> **Problem to work on**
What is needed is an exact copy of the entries below, from the line that contains "Read all visible content and emit it as JSON." through the final line, both included, and nothing else.

> **Extracted entries**
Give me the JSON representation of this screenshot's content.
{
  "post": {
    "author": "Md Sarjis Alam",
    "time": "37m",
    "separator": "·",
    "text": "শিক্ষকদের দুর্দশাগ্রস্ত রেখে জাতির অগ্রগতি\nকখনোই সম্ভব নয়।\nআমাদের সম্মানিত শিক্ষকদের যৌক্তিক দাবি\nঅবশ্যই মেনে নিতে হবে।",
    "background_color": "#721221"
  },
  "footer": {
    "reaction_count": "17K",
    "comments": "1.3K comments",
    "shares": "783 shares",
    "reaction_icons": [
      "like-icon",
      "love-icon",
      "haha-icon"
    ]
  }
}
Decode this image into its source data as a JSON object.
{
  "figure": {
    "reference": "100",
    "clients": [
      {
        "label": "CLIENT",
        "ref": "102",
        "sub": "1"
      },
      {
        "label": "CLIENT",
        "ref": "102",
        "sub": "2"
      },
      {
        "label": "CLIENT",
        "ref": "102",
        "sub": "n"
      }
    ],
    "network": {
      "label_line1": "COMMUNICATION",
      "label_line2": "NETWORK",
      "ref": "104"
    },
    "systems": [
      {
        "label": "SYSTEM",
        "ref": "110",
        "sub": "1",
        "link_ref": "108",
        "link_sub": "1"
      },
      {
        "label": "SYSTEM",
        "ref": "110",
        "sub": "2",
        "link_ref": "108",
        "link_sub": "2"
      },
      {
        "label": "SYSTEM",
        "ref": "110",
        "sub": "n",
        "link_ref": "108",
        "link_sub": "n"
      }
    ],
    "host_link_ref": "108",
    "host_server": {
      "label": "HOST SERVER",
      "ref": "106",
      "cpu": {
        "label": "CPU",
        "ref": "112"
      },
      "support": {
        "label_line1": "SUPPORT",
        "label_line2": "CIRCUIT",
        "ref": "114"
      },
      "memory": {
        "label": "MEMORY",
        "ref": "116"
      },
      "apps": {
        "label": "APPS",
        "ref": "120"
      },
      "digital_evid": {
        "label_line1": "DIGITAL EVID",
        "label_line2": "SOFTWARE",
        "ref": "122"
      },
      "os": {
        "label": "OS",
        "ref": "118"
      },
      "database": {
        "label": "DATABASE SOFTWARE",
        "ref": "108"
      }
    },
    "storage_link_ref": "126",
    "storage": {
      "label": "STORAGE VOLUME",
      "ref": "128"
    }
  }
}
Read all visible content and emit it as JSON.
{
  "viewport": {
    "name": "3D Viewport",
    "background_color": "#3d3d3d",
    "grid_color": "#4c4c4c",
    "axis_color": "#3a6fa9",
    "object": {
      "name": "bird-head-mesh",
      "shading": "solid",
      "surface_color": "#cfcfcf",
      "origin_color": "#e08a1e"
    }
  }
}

> **Solution to this exercise**
Read all visible content and emit it as JSON.
{
  "viewport": {
    "name": "3D Viewport",
    "background_color": "#3d3d3d",
    "grid_color": "#4c4c4c",
    "axis_color": "#3a6fa9",
    "object": {
      "name": "bird-head-mesh",
      "shading": "solid",
      "surface_color": "#cfcfcf",
      "origin_color": "#e08a1e"
    }
  }
}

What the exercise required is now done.